— BEGIN —

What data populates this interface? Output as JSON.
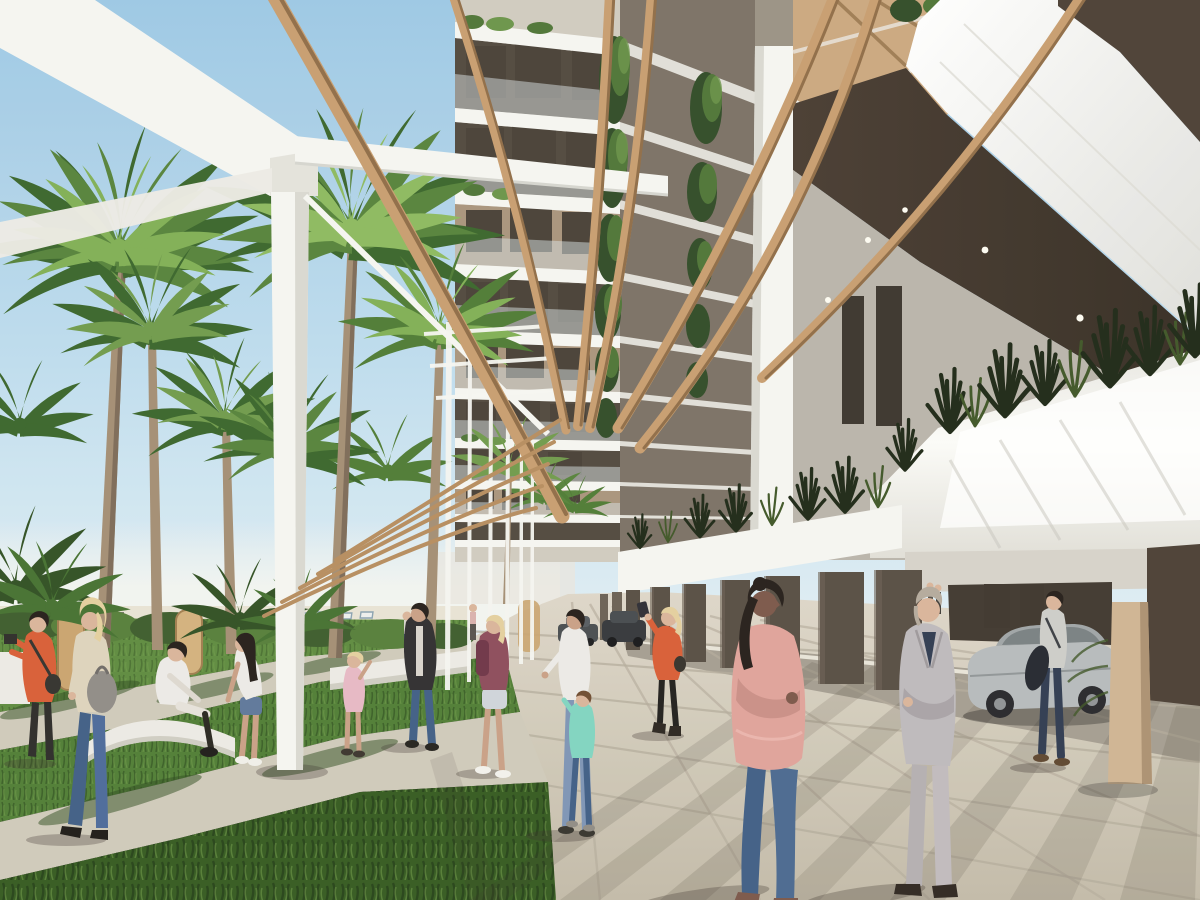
{
  "image": {
    "kind": "architectural rendering",
    "width": 1200,
    "height": 900
  },
  "scene": {
    "setting": "Seafront promenade beside a modern white apartment building with curved wooden pergola slats",
    "time": "daytime, clear blue sky",
    "elements": [
      "sky",
      "sea haze with beach loungers",
      "palm trees",
      "lawns and paths",
      "paved promenade",
      "white pergola beams and columns",
      "curved wooden slats",
      "apartment tower with glass balconies and hanging plants",
      "white terrace planters with dark grasses",
      "ground-floor parking pillars",
      "silver car",
      "pedestrians"
    ],
    "people": [
      {
        "id": "photographer",
        "description": "person in orange jacket taking a photo, far left"
      },
      {
        "id": "blonde-walker",
        "description": "blonde woman, cream top, jeans, grey tote bag"
      },
      {
        "id": "sitting-person",
        "description": "person in white sitting on curved bench"
      },
      {
        "id": "leaning-woman",
        "description": "woman in white tee and denim shorts leaning forward"
      },
      {
        "id": "child-pink",
        "description": "small child in pink dress"
      },
      {
        "id": "woman-dark-jacket",
        "description": "woman in dark jacket and jeans"
      },
      {
        "id": "backpack-girl",
        "description": "girl with plum backpack and shorts"
      },
      {
        "id": "mother-and-child",
        "description": "woman in white with child in teal"
      },
      {
        "id": "selfie-woman",
        "description": "woman in orange top taking selfie"
      },
      {
        "id": "pink-blouse-woman",
        "description": "foreground woman, salmon blouse, blue jeans, dark ponytail"
      },
      {
        "id": "suit-man",
        "description": "foreground man in light grey suit, arms crossed"
      },
      {
        "id": "man-by-car",
        "description": "man in shirt with jacket over arm beside silver car"
      }
    ]
  },
  "palette": {
    "sky_top": "#9cc7e4",
    "sky_mid": "#bedcee",
    "sky_low": "#e4f0f5",
    "haze": "#f2f4f0",
    "white_structure": "#f5f5f1",
    "white_shade": "#d9d8d1",
    "white_dim": "#eceae4",
    "wood": "#c79d6f",
    "wood_dark": "#8f6c46",
    "soffit": "#473b30",
    "soffit_dark": "#352b22",
    "tower_base": "#9a9184",
    "tower_sun": "#d0cabf",
    "tower_shade": "#7a7064",
    "interior_dark": "#50473d",
    "interior_tan": "#a8937b",
    "glass": "#d7e0e2",
    "vine": "#4e7436",
    "vine_dark": "#2f4a26",
    "vine_light": "#6a9348",
    "planter_white": "#fbfbf8",
    "plant_spike": "#1d2715",
    "plant_spike2": "#3e5526",
    "grey_wall": "#b9b3aa",
    "tan_glass": "#caa77e",
    "sand": "#e8e2d4",
    "lounger": "#eef1f1",
    "lounger_blue": "#7f9aab",
    "lawn": "#5d8a3e",
    "lawn_mid": "#4f7c34",
    "lawn_dark": "#33591f",
    "lawn_light": "#86b055",
    "grass_blade": "#1f3a14",
    "path": "#cfc9ba",
    "pavement": "#d6cfc0",
    "pavement_dark": "#c0b8a7",
    "asphalt": "#a49d90",
    "joint": "#b3ab9b",
    "shadow": "#3b332a",
    "trunk": "#a38d73",
    "trunk_dark": "#7c6a57",
    "pillar": "#564c42",
    "pillar_light": "#6a5f53",
    "pillar_deep": "#3d352c",
    "beige_column": "#cfb492",
    "beige_shade": "#ab9071",
    "dark_wall": "#4a3e33",
    "car_silver": "#b6babc",
    "car_roof": "#9fa4a6",
    "car_glass": "#787f82",
    "car_dark": "#26262a",
    "dist_car1": "#474b4f",
    "dist_car2": "#33363a",
    "skin_light": "#d9b49a",
    "skin_tan": "#c89f85",
    "skin_dark": "#7a5648",
    "hair_dark": "#241d18",
    "hair_blonde": "#e3cf9e",
    "hair_grey": "#b3a99c",
    "outfit_orange": "#d85c35",
    "outfit_cream": "#ddd3bc",
    "outfit_white": "#eceae6",
    "outfit_plum": "#8c4a5a",
    "plum_dark": "#6e3346",
    "outfit_teal": "#7fd4c0",
    "outfit_pink": "#dfa29a",
    "pink_shade": "#c98e86",
    "outfit_navy": "#2e3a50",
    "jeans": "#3f5d85",
    "jeans_light": "#7c93b5",
    "denim_shorts": "#5d7699",
    "suit_grey": "#bdb9bc",
    "suit_shade": "#a8a2a6",
    "black_cloth": "#2b2a28",
    "bag_grey": "#8f8b86",
    "bench_white": "#eceae4",
    "panel_wood": "#c9a36e"
  }
}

— END —

WHAT YOU ARE ASKED TO DO: Pick out every line above that contains the word "woman" and copy it.

ANSWER TO THIS TASK:
        "description": "blonde woman, cream top, jeans, grey tote bag"
        "id": "leaning-woman",
        "description": "woman in white tee and denim shorts leaning forward"
        "id": "woman-dark-jacket",
        "description": "woman in dark jacket and jeans"
        "description": "woman in white with child in teal"
        "id": "selfie-woman",
        "description": "woman in orange top taking selfie"
        "id": "pink-blouse-woman",
        "description": "foreground woman, salmon blouse, blue jeans, dark ponytail"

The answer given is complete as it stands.